▶ _PROVIDED RECORDS_
## begin

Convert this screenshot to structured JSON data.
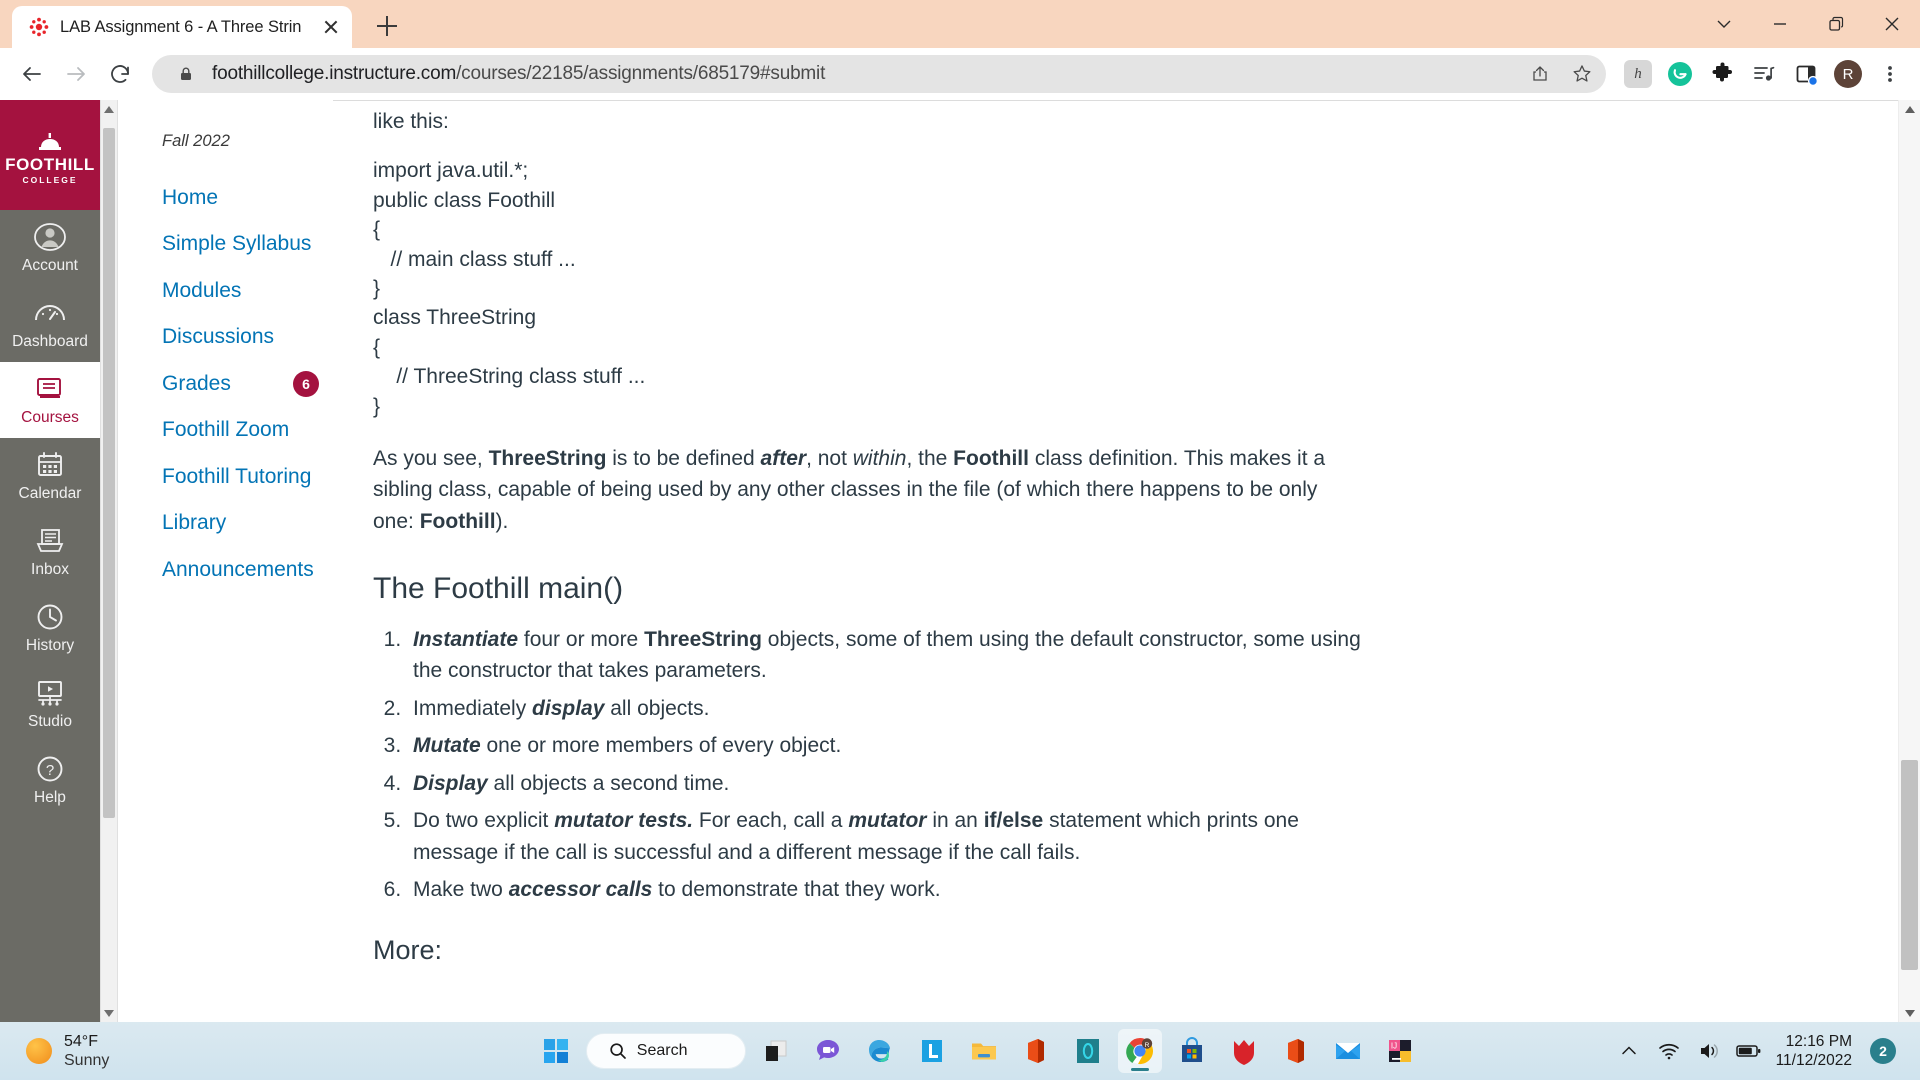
{
  "browser": {
    "tab": {
      "title": "LAB Assignment 6 - A Three Strin",
      "favicon": "canvas-icon",
      "close": "close-icon"
    },
    "new_tab_label": "+",
    "window_controls": {
      "minimize_group": "chevron-down-icon",
      "minimize": "minimize-icon",
      "maximize": "restore-icon",
      "close": "close-icon"
    },
    "nav": {
      "back": "back-arrow-icon",
      "forward": "forward-arrow-icon",
      "reload": "reload-icon"
    },
    "omnibox": {
      "lock": "lock-icon",
      "url_domain": "foothillcollege.instructure.com",
      "url_path": "/courses/22185/assignments/685179#submit",
      "url_full": "foothillcollege.instructure.com/courses/22185/assignments/685179#submit",
      "share": "share-icon",
      "bookmark": "star-icon"
    },
    "extensions": [
      {
        "name": "honey-extension-icon",
        "label": "h"
      },
      {
        "name": "grammarly-extension-icon",
        "label": "G"
      },
      {
        "name": "extensions-puzzle-icon",
        "label": ""
      },
      {
        "name": "media-playlist-icon",
        "label": ""
      },
      {
        "name": "side-panel-icon",
        "label": ""
      }
    ],
    "profile": {
      "name": "profile-avatar",
      "initial": "R"
    },
    "menu": "three-dot-menu-icon"
  },
  "globalnav": {
    "logo": {
      "wordmark": "FOOTHILL",
      "sub": "COLLEGE"
    },
    "items": [
      {
        "label": "Account",
        "icon": "account-avatar-icon",
        "active": false
      },
      {
        "label": "Dashboard",
        "icon": "dashboard-gauge-icon",
        "active": false
      },
      {
        "label": "Courses",
        "icon": "courses-book-icon",
        "active": true
      },
      {
        "label": "Calendar",
        "icon": "calendar-icon",
        "active": false
      },
      {
        "label": "Inbox",
        "icon": "inbox-tray-icon",
        "active": false
      },
      {
        "label": "History",
        "icon": "history-clock-icon",
        "active": false
      },
      {
        "label": "Studio",
        "icon": "studio-video-icon",
        "active": false
      },
      {
        "label": "Help",
        "icon": "help-question-icon",
        "active": false
      }
    ]
  },
  "coursenav": {
    "term": "Fall 2022",
    "items": [
      {
        "label": "Home",
        "badge": ""
      },
      {
        "label": "Simple Syllabus",
        "badge": ""
      },
      {
        "label": "Modules",
        "badge": ""
      },
      {
        "label": "Discussions",
        "badge": ""
      },
      {
        "label": "Grades",
        "badge": "6"
      },
      {
        "label": "Foothill Zoom",
        "badge": ""
      },
      {
        "label": "Foothill Tutoring",
        "badge": ""
      },
      {
        "label": "Library",
        "badge": ""
      },
      {
        "label": "Announcements",
        "badge": ""
      }
    ]
  },
  "content": {
    "intro_line": "like this:",
    "code_lines": [
      "import java.util.*;",
      "public class Foothill",
      "{",
      "   // main class stuff ...",
      "}",
      "class ThreeString",
      "{",
      "    // ThreeString class stuff ...",
      "}"
    ],
    "paragraph": {
      "p1": "As you see, ",
      "b1": "ThreeString",
      "p2": " is to be defined ",
      "i1": "after",
      "p3": ", not ",
      "i2": "within",
      "p4": ", the ",
      "b2": "Foothill",
      "p5": " class definition. This makes it a sibling class, capable of being used by any other classes in the file  (of which there happens to be only one: ",
      "b3": "Foothill",
      "p6": ")."
    },
    "heading": "The Foothill main()",
    "steps": [
      {
        "lead_i": "Instantiate",
        "t1": " four or more ",
        "lead_b": "ThreeString",
        "t2": " objects, some of them using the default constructor, some using the constructor that takes parameters."
      },
      {
        "lead_i": "",
        "t1": "Immediately ",
        "lead_b": "",
        "t2": "",
        "i_mid": "display",
        "t3": " all objects."
      },
      {
        "lead_i": "Mutate",
        "t1": " one or more members of every object.",
        "lead_b": "",
        "t2": ""
      },
      {
        "lead_i": "Display",
        "t1": " all objects a second time.",
        "lead_b": "",
        "t2": ""
      },
      {
        "lead_i": "",
        "t1": "Do two explicit ",
        "lead_b": "",
        "t2": ""
      },
      {
        "lead_i": "",
        "t1": "Make two ",
        "lead_b": "",
        "t2": ""
      }
    ],
    "step1_full": "Instantiate four or more ThreeString objects, some of them using the default constructor, some using the constructor that takes parameters.",
    "step2_full": "Immediately display all objects.",
    "step3_full": "Mutate one or more members of every object.",
    "step4_full": "Display all objects a second time.",
    "step5_full": "Do two explicit mutator tests. For each, call a mutator in an if/else statement which prints one message if the call is successful and a different message if the call fails.",
    "step6_full": "Make two accessor calls to demonstrate that they work.",
    "more_heading": "More:"
  },
  "taskbar": {
    "weather": {
      "temp": "54°F",
      "condition": "Sunny",
      "icon": "sun-icon"
    },
    "start": "windows-start-icon",
    "search": {
      "label": "Search",
      "icon": "search-icon"
    },
    "apps": [
      {
        "name": "task-view-icon",
        "active": false
      },
      {
        "name": "chat-teams-icon",
        "active": false
      },
      {
        "name": "microsoft-edge-icon",
        "active": false
      },
      {
        "name": "lastpass-icon",
        "active": false
      },
      {
        "name": "file-explorer-icon",
        "active": false
      },
      {
        "name": "office-icon",
        "active": false
      },
      {
        "name": "cortana-icon",
        "active": false
      },
      {
        "name": "google-chrome-icon",
        "active": true
      },
      {
        "name": "microsoft-store-icon",
        "active": false
      },
      {
        "name": "malwarebytes-icon",
        "active": false
      },
      {
        "name": "office-word-icon",
        "active": false
      },
      {
        "name": "mail-icon",
        "active": false
      },
      {
        "name": "intellij-idea-icon",
        "active": false
      }
    ],
    "tray": {
      "overflow": "chevron-up-icon",
      "wifi": "wifi-icon",
      "volume": "speaker-icon",
      "battery": "battery-icon",
      "time": "12:16 PM",
      "date": "11/12/2022",
      "notifications": "2"
    }
  },
  "colors": {
    "tab_strip": "#f8d6bf",
    "canvas_brand": "#a4123f",
    "canvas_nav": "#6b6b65",
    "link_blue": "#0374b5",
    "text": "#2d3b45",
    "taskbar": "#cfe3ee"
  }
}
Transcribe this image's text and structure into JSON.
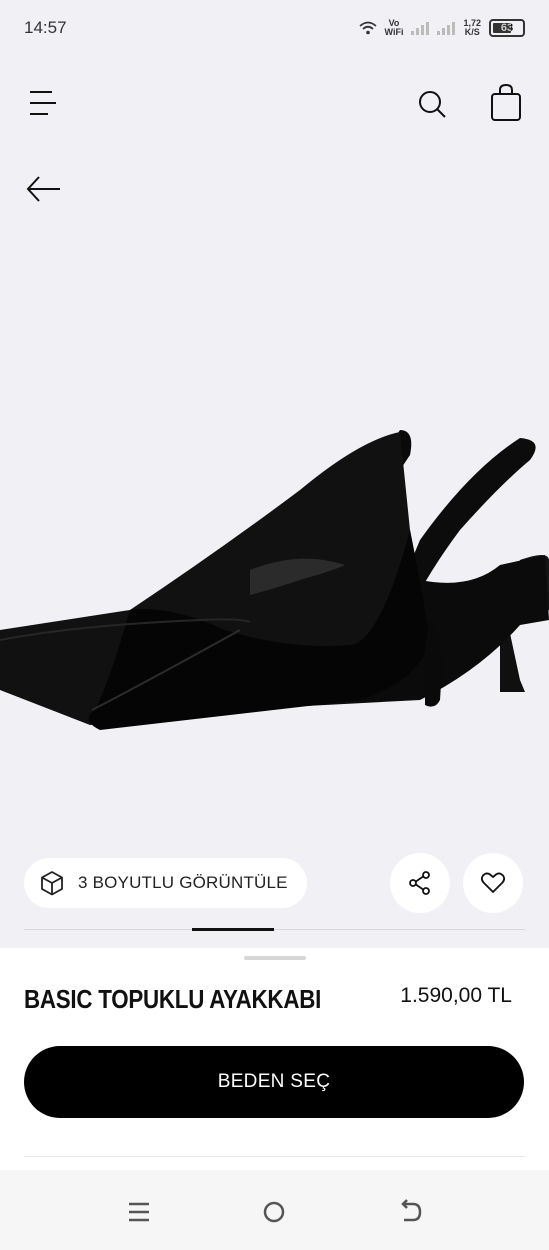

## end

▶ _EXERCISE INSTRUCTIONS_
Using the listing, copy every line where the word "takes" shows up.

▶ _RESULT OF THE TASK_
        "t2": " objects, some of them using the default constructor, some using the constructor that takes parameters."
    "step1_full": "Instantiate four or more ThreeString objects, some of them using the default constructor, some using the constructor that takes parameters.",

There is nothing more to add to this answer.